— WORK TO COMPLETE —
Reproduce each line of the material exactly, minus any picture.

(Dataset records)

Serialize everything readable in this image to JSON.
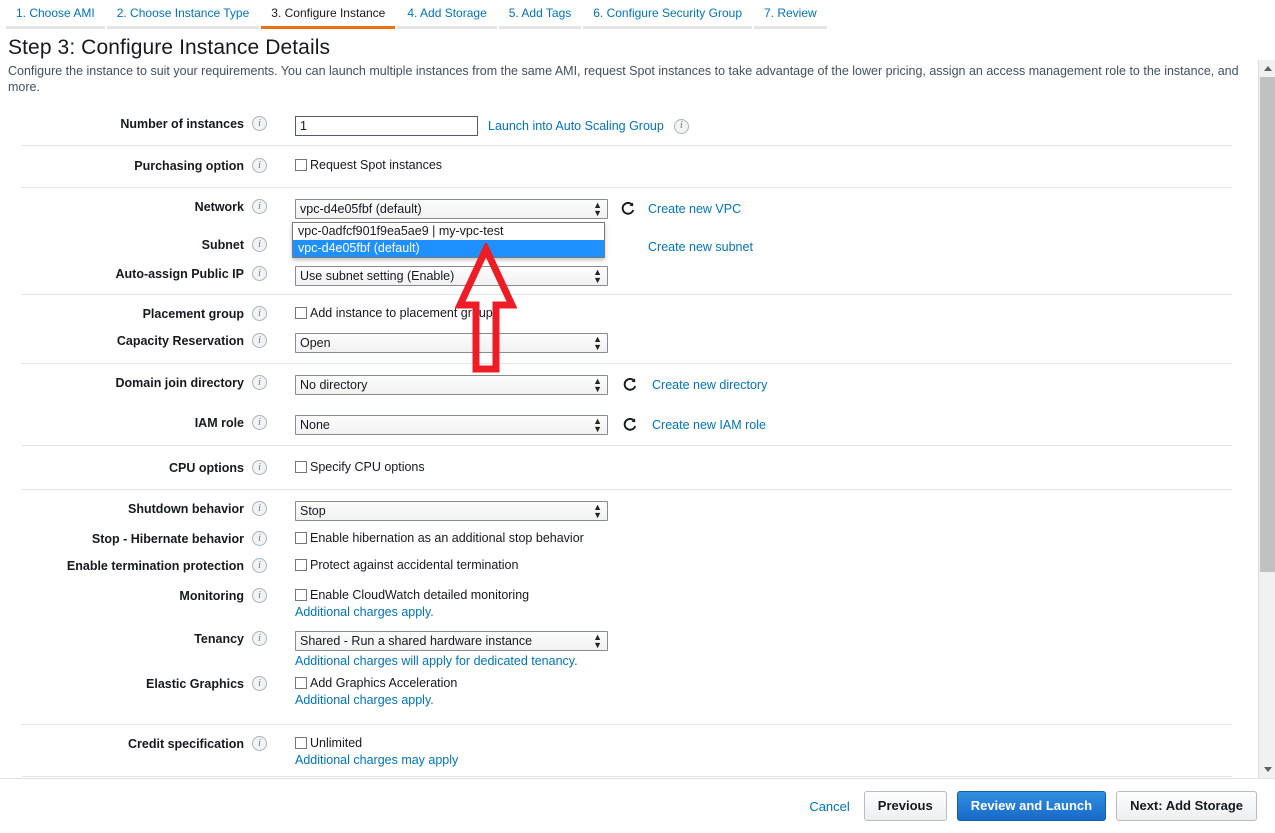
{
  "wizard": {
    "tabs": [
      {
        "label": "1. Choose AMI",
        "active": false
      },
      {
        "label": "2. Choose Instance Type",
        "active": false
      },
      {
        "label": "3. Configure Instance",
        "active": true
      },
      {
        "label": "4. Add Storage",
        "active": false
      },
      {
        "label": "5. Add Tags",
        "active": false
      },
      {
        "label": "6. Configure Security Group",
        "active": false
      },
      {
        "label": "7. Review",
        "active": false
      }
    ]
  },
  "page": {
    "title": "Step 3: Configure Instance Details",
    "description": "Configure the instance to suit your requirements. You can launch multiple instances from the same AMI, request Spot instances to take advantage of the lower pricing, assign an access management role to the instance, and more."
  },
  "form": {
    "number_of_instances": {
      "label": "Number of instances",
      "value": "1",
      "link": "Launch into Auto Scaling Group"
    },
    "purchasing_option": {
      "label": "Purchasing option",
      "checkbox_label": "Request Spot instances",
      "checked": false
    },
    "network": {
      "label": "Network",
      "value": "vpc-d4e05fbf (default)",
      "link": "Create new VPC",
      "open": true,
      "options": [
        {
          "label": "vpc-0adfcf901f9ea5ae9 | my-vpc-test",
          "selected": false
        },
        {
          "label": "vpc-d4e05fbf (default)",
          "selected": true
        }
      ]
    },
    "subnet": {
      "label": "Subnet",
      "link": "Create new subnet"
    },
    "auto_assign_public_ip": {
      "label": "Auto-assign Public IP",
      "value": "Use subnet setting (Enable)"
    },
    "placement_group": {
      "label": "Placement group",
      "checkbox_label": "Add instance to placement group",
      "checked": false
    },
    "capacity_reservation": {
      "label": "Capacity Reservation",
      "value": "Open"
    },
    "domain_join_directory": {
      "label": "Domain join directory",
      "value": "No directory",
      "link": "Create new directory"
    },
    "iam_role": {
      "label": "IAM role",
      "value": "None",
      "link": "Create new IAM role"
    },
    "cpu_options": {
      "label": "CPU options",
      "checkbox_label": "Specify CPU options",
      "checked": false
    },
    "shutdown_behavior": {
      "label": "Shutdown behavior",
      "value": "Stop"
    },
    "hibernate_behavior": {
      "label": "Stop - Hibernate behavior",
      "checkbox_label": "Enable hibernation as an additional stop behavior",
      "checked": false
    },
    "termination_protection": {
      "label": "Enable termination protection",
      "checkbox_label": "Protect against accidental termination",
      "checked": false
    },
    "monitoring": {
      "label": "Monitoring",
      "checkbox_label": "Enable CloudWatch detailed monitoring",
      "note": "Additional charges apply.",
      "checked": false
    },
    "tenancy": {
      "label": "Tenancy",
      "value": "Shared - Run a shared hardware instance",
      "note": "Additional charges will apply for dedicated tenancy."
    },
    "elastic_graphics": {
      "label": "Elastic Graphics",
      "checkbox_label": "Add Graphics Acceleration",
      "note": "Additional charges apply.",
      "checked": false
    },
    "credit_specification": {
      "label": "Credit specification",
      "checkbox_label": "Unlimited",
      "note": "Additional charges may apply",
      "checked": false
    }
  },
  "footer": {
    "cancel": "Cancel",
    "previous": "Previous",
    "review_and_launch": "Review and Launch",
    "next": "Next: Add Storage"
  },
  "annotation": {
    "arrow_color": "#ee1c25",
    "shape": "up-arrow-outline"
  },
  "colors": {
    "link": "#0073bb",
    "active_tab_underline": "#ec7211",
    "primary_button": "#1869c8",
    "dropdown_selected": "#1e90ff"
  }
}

— THE RESPONSE —
Serialize everything readable in this image to JSON.
{
  "wizard": {
    "tabs": [
      {
        "label": "1. Choose AMI",
        "active": false
      },
      {
        "label": "2. Choose Instance Type",
        "active": false
      },
      {
        "label": "3. Configure Instance",
        "active": true
      },
      {
        "label": "4. Add Storage",
        "active": false
      },
      {
        "label": "5. Add Tags",
        "active": false
      },
      {
        "label": "6. Configure Security Group",
        "active": false
      },
      {
        "label": "7. Review",
        "active": false
      }
    ]
  },
  "page": {
    "title": "Step 3: Configure Instance Details",
    "description": "Configure the instance to suit your requirements. You can launch multiple instances from the same AMI, request Spot instances to take advantage of the lower pricing, assign an access management role to the instance, and more."
  },
  "form": {
    "number_of_instances": {
      "label": "Number of instances",
      "value": "1",
      "link": "Launch into Auto Scaling Group"
    },
    "purchasing_option": {
      "label": "Purchasing option",
      "checkbox_label": "Request Spot instances",
      "checked": false
    },
    "network": {
      "label": "Network",
      "value": "vpc-d4e05fbf (default)",
      "link": "Create new VPC",
      "open": true,
      "options": [
        {
          "label": "vpc-0adfcf901f9ea5ae9 | my-vpc-test",
          "selected": false
        },
        {
          "label": "vpc-d4e05fbf (default)",
          "selected": true
        }
      ]
    },
    "subnet": {
      "label": "Subnet",
      "link": "Create new subnet"
    },
    "auto_assign_public_ip": {
      "label": "Auto-assign Public IP",
      "value": "Use subnet setting (Enable)"
    },
    "placement_group": {
      "label": "Placement group",
      "checkbox_label": "Add instance to placement group",
      "checked": false
    },
    "capacity_reservation": {
      "label": "Capacity Reservation",
      "value": "Open"
    },
    "domain_join_directory": {
      "label": "Domain join directory",
      "value": "No directory",
      "link": "Create new directory"
    },
    "iam_role": {
      "label": "IAM role",
      "value": "None",
      "link": "Create new IAM role"
    },
    "cpu_options": {
      "label": "CPU options",
      "checkbox_label": "Specify CPU options",
      "checked": false
    },
    "shutdown_behavior": {
      "label": "Shutdown behavior",
      "value": "Stop"
    },
    "hibernate_behavior": {
      "label": "Stop - Hibernate behavior",
      "checkbox_label": "Enable hibernation as an additional stop behavior",
      "checked": false
    },
    "termination_protection": {
      "label": "Enable termination protection",
      "checkbox_label": "Protect against accidental termination",
      "checked": false
    },
    "monitoring": {
      "label": "Monitoring",
      "checkbox_label": "Enable CloudWatch detailed monitoring",
      "note": "Additional charges apply.",
      "checked": false
    },
    "tenancy": {
      "label": "Tenancy",
      "value": "Shared - Run a shared hardware instance",
      "note": "Additional charges will apply for dedicated tenancy."
    },
    "elastic_graphics": {
      "label": "Elastic Graphics",
      "checkbox_label": "Add Graphics Acceleration",
      "note": "Additional charges apply.",
      "checked": false
    },
    "credit_specification": {
      "label": "Credit specification",
      "checkbox_label": "Unlimited",
      "note": "Additional charges may apply",
      "checked": false
    }
  },
  "footer": {
    "cancel": "Cancel",
    "previous": "Previous",
    "review_and_launch": "Review and Launch",
    "next": "Next: Add Storage"
  },
  "annotation": {
    "arrow_color": "#ee1c25",
    "shape": "up-arrow-outline"
  },
  "colors": {
    "link": "#0073bb",
    "active_tab_underline": "#ec7211",
    "primary_button": "#1869c8",
    "dropdown_selected": "#1e90ff"
  }
}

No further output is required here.